Stated goal: Can all of these lines be returned exactly?

──────── Materials provided ────────

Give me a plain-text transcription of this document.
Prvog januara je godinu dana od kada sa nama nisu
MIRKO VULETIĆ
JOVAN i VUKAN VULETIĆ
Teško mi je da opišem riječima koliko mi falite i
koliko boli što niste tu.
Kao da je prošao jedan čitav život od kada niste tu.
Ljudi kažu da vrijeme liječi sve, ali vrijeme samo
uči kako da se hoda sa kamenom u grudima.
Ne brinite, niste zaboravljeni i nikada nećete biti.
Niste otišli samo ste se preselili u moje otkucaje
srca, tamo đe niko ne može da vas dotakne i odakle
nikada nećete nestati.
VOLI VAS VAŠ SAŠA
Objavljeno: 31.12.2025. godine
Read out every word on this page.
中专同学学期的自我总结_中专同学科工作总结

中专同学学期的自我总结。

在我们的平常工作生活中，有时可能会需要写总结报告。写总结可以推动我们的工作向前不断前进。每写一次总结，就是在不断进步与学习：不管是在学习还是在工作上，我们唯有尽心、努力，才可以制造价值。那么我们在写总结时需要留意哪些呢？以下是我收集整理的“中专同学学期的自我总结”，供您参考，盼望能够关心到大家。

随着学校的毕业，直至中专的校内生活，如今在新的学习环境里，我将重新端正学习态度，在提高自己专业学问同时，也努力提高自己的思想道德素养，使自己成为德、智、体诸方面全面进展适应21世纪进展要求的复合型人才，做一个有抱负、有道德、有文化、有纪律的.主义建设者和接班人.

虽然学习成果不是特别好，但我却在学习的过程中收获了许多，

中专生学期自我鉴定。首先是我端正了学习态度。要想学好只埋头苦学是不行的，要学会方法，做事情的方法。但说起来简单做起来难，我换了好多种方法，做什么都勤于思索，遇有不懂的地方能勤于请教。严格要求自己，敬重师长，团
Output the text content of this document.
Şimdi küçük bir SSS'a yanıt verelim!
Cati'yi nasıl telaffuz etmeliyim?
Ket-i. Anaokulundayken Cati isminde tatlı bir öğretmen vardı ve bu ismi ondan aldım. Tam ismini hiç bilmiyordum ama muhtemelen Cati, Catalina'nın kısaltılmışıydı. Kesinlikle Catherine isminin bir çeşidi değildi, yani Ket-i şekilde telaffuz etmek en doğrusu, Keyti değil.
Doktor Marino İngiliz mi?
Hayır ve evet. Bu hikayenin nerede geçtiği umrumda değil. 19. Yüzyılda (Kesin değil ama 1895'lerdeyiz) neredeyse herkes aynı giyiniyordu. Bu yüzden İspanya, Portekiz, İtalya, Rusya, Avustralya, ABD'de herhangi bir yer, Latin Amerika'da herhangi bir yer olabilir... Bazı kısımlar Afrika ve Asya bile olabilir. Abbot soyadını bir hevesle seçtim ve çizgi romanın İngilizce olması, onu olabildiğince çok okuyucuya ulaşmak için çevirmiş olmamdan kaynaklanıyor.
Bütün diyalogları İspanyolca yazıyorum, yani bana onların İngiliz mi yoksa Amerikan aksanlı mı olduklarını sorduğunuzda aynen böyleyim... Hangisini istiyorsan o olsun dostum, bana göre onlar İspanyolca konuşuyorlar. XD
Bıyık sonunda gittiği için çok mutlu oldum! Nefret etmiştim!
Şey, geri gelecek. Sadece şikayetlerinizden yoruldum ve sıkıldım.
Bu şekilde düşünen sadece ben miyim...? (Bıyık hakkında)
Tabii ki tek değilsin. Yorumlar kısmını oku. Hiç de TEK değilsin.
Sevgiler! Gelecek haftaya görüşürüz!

────────

Exercise result:
Give me a plain-text transcription of this document.
Prvog januara je godinu dana od kada sa nama nisu
MIRKO VULETIĆ
JOVAN i VUKAN VULETIĆ
Teško mi je da opišem riječima koliko mi falite i
koliko boli što niste tu.
Kao da je prošao jedan čitav život od kada niste tu.
Ljudi kažu da vrijeme liječi sve, ali vrijeme samo
uči kako da se hoda sa kamenom u grudima.
Ne brinite, niste zaboravljeni i nikada nećete biti.
Niste otišli samo ste se preselili u moje otkucaje
srca, tamo đe niko ne može da vas dotakne i odakle
nikada nećete nestati.
VOLI VAS VAŠ SAŠA
Objavljeno: 31.12.2025. godine
Read out every word on this page.
中专同学学期的自我总结_中专同学科工作总结

中专同学学期的自我总结。

在我们的平常工作生活中，有时可能会需要写总结报告。写总结可以推动我们的工作向前不断前进。每写一次总结，就是在不断进步与学习：不管是在学习还是在工作上，我们唯有尽心、努力，才可以制造价值。那么我们在写总结时需要留意哪些呢？以下是我收集整理的“中专同学学期的自我总结”，供您参考，盼望能够关心到大家。

随着学校的毕业，直至中专的校内生活，如今在新的学习环境里，我将重新端正学习态度，在提高自己专业学问同时，也努力提高自己的思想道德素养，使自己成为德、智、体诸方面全面进展适应21世纪进展要求的复合型人才，做一个有抱负、有道德、有文化、有纪律的.主义建设者和接班人.

虽然学习成果不是特别好，但我却在学习的过程中收获了许多，

中专生学期自我鉴定。首先是我端正了学习态度。要想学好只埋头苦学是不行的，要学会方法，做事情的方法。但说起来简单做起来难，我换了好多种方法，做什么都勤于思索，遇有不懂的地方能勤于请教。严格要求自己，敬重师长，团
Output the text content of this document.
Şimdi küçük bir SSS'a yanıt verelim!
Cati'yi nasıl telaffuz etmeliyim?
Ket-i. Anaokulundayken Cati isminde tatlı bir öğretmen vardı ve bu ismi ondan aldım. Tam ismini hiç bilmiyordum ama muhtemelen Cati, Catalina'nın kısaltılmışıydı. Kesinlikle Catherine isminin bir çeşidi değildi, yani Ket-i şekilde telaffuz etmek en doğrusu, Keyti değil.
Doktor Marino İngiliz mi?
Hayır ve evet. Bu hikayenin nerede geçtiği umrumda değil. 19. Yüzyılda (Kesin değil ama 1895'lerdeyiz) neredeyse herkes aynı giyiniyordu. Bu yüzden İspanya, Portekiz, İtalya, Rusya, Avustralya, ABD'de herhangi bir yer, Latin Amerika'da herhangi bir yer olabilir... Bazı kısımlar Afrika ve Asya bile olabilir. Abbot soyadını bir hevesle seçtim ve çizgi romanın İngilizce olması, onu olabildiğince çok okuyucuya ulaşmak için çevirmiş olmamdan kaynaklanıyor.
Bütün diyalogları İspanyolca yazıyorum, yani bana onların İngiliz mi yoksa Amerikan aksanlı mı olduklarını sorduğunuzda aynen böyleyim... Hangisini istiyorsan o olsun dostum, bana göre onlar İspanyolca konuşuyorlar. XD
Bıyık sonunda gittiği için çok mutlu oldum! Nefret etmiştim!
Şey, geri gelecek. Sadece şikayetlerinizden yoruldum ve sıkıldım.
Bu şekilde düşünen sadece ben miyim...? (Bıyık hakkında)
Tabii ki tek değilsin. Yorumlar kısmını oku. Hiç de TEK değilsin.
Sevgiler! Gelecek haftaya görüşürüz!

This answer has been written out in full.